EXERCISE: Using the records below, locate all lines containing "with" and return them.

+++ SUPPLIED ENTRIES +++

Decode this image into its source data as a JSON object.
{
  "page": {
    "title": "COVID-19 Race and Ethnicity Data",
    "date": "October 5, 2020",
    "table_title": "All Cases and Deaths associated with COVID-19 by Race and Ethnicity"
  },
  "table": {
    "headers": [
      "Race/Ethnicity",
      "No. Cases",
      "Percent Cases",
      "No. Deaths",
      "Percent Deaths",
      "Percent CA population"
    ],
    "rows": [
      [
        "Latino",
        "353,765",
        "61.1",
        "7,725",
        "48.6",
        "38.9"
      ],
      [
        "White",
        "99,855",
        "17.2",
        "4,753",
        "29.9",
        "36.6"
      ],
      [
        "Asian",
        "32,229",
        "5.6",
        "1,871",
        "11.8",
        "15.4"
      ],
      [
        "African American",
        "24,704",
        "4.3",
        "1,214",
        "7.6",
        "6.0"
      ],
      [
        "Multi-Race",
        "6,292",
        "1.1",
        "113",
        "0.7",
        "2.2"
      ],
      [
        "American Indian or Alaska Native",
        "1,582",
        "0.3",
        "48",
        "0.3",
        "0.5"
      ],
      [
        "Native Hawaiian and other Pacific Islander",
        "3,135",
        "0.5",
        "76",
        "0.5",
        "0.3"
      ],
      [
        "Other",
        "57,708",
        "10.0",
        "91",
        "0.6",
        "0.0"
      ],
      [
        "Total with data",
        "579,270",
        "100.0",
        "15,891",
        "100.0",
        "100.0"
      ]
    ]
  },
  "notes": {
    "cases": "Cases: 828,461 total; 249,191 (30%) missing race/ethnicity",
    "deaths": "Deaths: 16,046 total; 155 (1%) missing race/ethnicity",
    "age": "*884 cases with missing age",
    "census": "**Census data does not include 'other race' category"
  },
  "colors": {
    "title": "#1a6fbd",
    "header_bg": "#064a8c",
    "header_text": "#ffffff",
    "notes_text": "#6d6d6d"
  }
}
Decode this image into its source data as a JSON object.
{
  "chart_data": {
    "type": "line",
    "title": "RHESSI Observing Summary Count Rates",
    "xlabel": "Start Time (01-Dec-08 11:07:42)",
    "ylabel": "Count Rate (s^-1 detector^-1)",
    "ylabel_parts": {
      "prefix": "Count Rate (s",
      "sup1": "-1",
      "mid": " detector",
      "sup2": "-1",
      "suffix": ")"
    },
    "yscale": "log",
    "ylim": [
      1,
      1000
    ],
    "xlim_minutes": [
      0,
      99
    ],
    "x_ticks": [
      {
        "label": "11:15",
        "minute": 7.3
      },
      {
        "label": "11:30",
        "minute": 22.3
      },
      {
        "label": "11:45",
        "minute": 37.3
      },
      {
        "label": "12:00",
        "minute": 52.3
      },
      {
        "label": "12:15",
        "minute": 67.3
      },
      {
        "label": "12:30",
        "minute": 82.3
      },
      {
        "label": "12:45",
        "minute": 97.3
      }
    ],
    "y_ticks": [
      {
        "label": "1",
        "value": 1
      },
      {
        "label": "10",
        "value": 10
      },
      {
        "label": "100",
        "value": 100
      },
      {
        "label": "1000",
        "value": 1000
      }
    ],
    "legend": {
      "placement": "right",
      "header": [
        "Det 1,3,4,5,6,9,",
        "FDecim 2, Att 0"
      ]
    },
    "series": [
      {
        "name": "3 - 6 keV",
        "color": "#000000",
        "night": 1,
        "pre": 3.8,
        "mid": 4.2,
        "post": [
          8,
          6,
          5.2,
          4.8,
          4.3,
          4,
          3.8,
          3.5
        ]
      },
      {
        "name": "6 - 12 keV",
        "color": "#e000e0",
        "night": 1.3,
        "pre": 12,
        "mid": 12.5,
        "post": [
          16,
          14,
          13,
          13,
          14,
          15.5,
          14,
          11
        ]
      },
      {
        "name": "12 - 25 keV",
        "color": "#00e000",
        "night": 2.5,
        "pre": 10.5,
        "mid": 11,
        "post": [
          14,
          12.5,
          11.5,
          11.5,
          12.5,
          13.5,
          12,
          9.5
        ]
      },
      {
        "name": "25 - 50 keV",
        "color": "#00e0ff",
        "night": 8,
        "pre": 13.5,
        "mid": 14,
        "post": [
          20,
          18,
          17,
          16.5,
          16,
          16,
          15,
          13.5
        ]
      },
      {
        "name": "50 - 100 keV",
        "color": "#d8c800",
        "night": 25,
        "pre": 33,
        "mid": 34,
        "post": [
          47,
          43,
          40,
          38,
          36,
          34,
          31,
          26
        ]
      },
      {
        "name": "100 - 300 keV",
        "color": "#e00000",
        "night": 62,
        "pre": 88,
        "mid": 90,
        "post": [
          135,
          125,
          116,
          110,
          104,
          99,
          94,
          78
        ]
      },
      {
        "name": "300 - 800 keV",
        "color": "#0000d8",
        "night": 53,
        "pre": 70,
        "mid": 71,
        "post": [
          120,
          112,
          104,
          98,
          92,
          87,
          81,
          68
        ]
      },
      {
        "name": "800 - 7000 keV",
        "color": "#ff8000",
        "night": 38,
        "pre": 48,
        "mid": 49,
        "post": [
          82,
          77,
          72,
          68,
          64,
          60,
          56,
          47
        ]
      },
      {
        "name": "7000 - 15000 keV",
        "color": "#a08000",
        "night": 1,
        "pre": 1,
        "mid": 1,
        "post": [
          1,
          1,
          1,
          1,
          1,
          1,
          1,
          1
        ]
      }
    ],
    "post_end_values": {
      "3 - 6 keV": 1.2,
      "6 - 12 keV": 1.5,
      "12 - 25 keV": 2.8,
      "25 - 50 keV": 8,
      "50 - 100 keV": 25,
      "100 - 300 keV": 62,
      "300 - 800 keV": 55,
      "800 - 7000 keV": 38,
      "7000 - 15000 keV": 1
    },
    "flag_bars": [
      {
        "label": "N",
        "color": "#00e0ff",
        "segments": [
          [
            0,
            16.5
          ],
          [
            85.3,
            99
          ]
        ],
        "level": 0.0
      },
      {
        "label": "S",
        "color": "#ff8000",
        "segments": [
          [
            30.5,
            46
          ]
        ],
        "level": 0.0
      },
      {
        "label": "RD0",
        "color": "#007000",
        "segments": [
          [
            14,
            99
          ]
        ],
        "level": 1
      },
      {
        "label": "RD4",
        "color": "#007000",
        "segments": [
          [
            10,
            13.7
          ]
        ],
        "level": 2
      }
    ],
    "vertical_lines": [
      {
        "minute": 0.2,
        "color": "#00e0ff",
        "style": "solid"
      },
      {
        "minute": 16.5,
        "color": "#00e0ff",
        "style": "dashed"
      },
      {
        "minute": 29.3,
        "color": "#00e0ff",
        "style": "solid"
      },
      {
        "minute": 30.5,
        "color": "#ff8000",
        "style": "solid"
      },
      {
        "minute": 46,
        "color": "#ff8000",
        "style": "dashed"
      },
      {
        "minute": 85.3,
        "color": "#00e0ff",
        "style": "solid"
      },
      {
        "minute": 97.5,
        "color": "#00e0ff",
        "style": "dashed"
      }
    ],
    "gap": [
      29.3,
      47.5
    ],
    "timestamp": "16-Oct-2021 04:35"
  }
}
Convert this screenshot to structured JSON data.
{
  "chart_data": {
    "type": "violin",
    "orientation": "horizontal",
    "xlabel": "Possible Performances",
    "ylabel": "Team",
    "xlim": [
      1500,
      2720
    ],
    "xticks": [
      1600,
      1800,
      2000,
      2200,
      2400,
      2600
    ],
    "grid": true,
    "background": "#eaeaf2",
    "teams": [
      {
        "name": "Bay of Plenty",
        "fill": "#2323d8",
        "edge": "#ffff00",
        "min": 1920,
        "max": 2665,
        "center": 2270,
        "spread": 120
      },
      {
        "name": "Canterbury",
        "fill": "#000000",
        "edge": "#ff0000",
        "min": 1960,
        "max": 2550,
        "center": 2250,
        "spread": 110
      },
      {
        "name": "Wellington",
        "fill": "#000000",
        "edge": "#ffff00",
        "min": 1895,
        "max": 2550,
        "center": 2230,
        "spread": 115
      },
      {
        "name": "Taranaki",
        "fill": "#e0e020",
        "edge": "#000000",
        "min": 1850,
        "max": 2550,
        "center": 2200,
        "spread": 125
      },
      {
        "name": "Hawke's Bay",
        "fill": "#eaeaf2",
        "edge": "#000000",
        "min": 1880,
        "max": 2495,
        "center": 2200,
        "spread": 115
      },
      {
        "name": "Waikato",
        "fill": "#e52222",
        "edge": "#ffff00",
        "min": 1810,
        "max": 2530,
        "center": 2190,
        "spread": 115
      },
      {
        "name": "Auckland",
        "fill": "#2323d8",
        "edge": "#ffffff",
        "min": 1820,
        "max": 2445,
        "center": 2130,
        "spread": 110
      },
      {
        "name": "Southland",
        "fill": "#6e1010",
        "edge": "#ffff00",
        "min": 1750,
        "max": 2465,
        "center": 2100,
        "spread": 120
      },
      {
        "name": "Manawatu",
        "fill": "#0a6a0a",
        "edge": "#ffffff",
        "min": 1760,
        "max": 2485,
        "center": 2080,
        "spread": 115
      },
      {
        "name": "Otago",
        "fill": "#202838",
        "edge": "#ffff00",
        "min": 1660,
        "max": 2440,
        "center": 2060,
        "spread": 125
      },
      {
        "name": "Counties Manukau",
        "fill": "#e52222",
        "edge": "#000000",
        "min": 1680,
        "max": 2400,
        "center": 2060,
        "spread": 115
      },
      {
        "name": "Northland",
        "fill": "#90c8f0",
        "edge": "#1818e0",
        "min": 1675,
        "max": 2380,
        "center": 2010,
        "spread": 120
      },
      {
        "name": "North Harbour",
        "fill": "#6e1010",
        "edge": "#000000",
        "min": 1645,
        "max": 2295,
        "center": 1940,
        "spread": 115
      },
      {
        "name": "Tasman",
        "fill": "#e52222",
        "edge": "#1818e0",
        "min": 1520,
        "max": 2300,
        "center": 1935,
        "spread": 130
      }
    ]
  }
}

+++

OUTPUT BELOW:
    "table_title": "All Cases and Deaths associated with COVID-19 by Race and Ethnicity"
        "Total with data",
    "age": "*884 cases with missing age",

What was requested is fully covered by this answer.